Document segment:

————

Well, we hope the art world had a good summer vacation because school is officially back in session. There are so many good shows opening on Thursday night in Chelsea we just couldn’t list them all—Matthew Barney at Gladstone, Rashid Johnson at Hauser & Wirth and Lynda Benglis at Cheim & Read, to name a few.
We’ve focused on the absolute can’t-miss openings and those that might get overlooked below. From Wednesday night’s opening exhibition on the work and collaborative legacy of early digital/conceptual artist Alison Knowles at The Graduate Center to Thursday night’s absolute must-see double exhibition of Meleko Mokgosi [pictured] at both of Jack Shainman’s Chelsea locations there’s plenty to see and do.
But to offer a quick summary of where the most openings which nights, expect to spend Wednesday on the LES, Thursday in Chelsea, and Friday, Saturday and Sunday rushing from neighborhood to neighborhood. This should be a good week for Uber.

————

Extracted records:
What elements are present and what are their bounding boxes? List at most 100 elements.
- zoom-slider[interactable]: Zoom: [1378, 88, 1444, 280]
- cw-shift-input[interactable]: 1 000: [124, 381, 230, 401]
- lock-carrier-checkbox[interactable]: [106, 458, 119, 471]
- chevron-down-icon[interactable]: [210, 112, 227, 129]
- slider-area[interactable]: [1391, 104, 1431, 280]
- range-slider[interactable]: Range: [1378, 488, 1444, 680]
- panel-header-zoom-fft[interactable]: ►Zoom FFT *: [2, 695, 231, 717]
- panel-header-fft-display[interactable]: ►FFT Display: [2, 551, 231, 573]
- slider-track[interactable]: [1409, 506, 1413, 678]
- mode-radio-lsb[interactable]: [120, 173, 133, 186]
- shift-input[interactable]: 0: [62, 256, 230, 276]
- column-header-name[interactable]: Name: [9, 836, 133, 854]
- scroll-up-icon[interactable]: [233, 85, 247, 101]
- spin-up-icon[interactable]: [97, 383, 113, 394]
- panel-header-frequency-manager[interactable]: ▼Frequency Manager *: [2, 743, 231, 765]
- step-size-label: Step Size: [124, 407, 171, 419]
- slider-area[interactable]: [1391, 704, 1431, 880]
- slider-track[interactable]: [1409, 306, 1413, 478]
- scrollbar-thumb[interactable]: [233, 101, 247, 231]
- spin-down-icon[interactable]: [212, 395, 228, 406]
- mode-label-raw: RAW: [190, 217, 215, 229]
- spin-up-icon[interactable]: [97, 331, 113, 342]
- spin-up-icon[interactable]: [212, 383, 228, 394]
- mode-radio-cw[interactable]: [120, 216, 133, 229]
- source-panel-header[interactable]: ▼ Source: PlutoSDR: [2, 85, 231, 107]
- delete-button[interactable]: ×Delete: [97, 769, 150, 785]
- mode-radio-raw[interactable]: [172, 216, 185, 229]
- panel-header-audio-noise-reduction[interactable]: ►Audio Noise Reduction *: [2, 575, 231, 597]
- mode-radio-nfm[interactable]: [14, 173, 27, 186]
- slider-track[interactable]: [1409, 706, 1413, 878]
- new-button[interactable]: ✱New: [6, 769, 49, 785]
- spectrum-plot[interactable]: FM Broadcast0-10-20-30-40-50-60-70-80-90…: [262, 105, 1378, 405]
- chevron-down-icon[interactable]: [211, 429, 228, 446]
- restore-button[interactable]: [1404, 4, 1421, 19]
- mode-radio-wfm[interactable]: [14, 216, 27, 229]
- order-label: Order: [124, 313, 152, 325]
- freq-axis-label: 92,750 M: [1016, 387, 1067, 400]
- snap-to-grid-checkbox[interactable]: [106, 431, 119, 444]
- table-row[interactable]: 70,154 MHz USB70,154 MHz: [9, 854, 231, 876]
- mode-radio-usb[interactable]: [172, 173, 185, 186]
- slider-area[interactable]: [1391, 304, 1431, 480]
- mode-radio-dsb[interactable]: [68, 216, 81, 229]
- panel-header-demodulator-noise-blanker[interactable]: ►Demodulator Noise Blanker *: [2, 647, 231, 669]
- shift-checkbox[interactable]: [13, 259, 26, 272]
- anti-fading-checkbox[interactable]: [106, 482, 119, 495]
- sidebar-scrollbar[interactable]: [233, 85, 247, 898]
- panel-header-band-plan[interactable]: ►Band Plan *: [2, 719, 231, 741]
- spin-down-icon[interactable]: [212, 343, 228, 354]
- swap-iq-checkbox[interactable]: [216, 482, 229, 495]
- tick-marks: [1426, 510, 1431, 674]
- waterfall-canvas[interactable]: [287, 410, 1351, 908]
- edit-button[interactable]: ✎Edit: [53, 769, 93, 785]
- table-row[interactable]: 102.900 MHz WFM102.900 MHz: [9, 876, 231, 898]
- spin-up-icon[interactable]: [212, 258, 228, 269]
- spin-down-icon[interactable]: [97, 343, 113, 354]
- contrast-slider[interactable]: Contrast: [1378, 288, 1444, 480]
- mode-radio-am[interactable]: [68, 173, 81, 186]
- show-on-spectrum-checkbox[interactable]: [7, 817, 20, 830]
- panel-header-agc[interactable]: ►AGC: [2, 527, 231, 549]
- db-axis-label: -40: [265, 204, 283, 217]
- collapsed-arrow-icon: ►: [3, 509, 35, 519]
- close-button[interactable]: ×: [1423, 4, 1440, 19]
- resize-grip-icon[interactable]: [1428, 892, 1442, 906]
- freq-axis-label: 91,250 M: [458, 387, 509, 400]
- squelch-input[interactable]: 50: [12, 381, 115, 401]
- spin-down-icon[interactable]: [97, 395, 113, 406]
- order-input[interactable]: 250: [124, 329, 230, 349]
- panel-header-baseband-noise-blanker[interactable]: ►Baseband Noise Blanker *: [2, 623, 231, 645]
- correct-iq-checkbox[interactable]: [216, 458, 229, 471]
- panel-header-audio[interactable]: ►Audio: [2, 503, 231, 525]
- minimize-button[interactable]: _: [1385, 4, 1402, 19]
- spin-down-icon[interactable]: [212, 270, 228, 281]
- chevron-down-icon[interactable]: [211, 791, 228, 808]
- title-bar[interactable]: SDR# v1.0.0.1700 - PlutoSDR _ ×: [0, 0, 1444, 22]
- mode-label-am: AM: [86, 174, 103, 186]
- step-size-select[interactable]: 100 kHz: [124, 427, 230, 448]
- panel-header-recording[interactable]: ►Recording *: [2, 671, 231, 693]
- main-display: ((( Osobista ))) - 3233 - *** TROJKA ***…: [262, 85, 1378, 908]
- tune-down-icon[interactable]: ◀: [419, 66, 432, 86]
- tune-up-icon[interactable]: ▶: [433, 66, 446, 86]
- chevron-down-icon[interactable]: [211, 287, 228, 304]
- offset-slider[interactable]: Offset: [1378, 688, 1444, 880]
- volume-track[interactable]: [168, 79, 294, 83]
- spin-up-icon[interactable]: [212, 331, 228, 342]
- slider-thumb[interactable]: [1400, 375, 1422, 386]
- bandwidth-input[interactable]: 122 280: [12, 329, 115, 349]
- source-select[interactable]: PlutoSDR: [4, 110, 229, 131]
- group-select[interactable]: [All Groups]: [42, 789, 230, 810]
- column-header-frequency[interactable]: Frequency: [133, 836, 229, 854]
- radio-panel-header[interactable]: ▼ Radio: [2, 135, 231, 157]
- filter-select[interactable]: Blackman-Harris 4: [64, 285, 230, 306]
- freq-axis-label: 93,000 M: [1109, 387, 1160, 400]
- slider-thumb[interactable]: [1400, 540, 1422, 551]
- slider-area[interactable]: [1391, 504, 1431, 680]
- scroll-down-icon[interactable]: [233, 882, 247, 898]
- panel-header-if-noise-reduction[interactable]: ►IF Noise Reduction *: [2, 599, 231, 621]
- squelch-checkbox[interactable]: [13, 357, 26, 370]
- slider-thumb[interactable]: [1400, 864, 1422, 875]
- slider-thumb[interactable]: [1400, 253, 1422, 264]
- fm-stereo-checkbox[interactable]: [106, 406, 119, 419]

————

What the exercise asks: Reproduce the part of the gallery openings preview that runs from "But to offer" to "week for Uber.". The listing has no role in any of this.

Problem solution:
But to offer a quick summary of where the most openings which nights, expect to spend Wednesday on the LES, Thursday in Chelsea, and Friday, Saturday and Sunday rushing from neighborhood to neighborhood. This should be a good week for Uber.